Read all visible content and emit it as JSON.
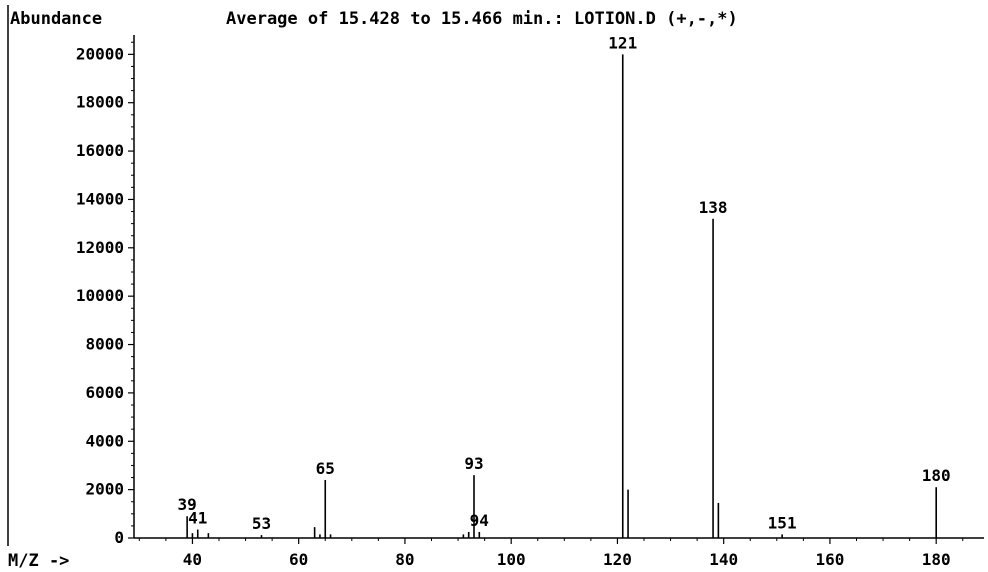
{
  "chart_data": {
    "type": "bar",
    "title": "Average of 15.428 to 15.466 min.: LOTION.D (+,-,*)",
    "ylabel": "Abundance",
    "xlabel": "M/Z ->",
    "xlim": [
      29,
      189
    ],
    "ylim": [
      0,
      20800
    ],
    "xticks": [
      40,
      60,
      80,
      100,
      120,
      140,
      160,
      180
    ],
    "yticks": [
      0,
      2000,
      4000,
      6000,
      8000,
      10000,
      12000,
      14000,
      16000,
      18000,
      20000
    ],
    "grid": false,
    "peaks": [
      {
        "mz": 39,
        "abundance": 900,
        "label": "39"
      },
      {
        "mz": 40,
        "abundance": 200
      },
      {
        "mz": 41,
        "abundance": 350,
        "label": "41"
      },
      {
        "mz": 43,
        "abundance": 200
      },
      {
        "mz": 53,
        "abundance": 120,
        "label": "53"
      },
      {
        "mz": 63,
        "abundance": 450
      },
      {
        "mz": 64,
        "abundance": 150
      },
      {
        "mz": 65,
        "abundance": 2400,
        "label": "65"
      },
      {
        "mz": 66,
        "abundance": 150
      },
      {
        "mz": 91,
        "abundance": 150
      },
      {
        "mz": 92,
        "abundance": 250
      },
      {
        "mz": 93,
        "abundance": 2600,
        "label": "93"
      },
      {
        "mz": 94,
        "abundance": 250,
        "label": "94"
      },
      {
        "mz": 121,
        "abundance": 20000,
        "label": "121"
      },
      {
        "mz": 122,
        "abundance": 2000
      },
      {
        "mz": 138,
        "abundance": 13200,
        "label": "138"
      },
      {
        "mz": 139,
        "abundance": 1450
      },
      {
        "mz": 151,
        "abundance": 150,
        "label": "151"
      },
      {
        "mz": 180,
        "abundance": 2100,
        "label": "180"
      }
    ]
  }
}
=======
_What the task requires:_ Your task is to retype all the entries exactly and leave out any pictures.

_Result for this exercise:_
Read all visible content and emit it as JSON.
{
  "chart_data": {
    "type": "bar",
    "title": "Average of 15.428 to 15.466 min.: LOTION.D (+,-,*)",
    "ylabel": "Abundance",
    "xlabel": "M/Z ->",
    "xlim": [
      29,
      189
    ],
    "ylim": [
      0,
      20800
    ],
    "xticks": [
      40,
      60,
      80,
      100,
      120,
      140,
      160,
      180
    ],
    "yticks": [
      0,
      2000,
      4000,
      6000,
      8000,
      10000,
      12000,
      14000,
      16000,
      18000,
      20000
    ],
    "grid": false,
    "peaks": [
      {
        "mz": 39,
        "abundance": 900,
        "label": "39"
      },
      {
        "mz": 40,
        "abundance": 200
      },
      {
        "mz": 41,
        "abundance": 350,
        "label": "41"
      },
      {
        "mz": 43,
        "abundance": 200
      },
      {
        "mz": 53,
        "abundance": 120,
        "label": "53"
      },
      {
        "mz": 63,
        "abundance": 450
      },
      {
        "mz": 64,
        "abundance": 150
      },
      {
        "mz": 65,
        "abundance": 2400,
        "label": "65"
      },
      {
        "mz": 66,
        "abundance": 150
      },
      {
        "mz": 91,
        "abundance": 150
      },
      {
        "mz": 92,
        "abundance": 250
      },
      {
        "mz": 93,
        "abundance": 2600,
        "label": "93"
      },
      {
        "mz": 94,
        "abundance": 250,
        "label": "94"
      },
      {
        "mz": 121,
        "abundance": 20000,
        "label": "121"
      },
      {
        "mz": 122,
        "abundance": 2000
      },
      {
        "mz": 138,
        "abundance": 13200,
        "label": "138"
      },
      {
        "mz": 139,
        "abundance": 1450
      },
      {
        "mz": 151,
        "abundance": 150,
        "label": "151"
      },
      {
        "mz": 180,
        "abundance": 2100,
        "label": "180"
      }
    ]
  }
}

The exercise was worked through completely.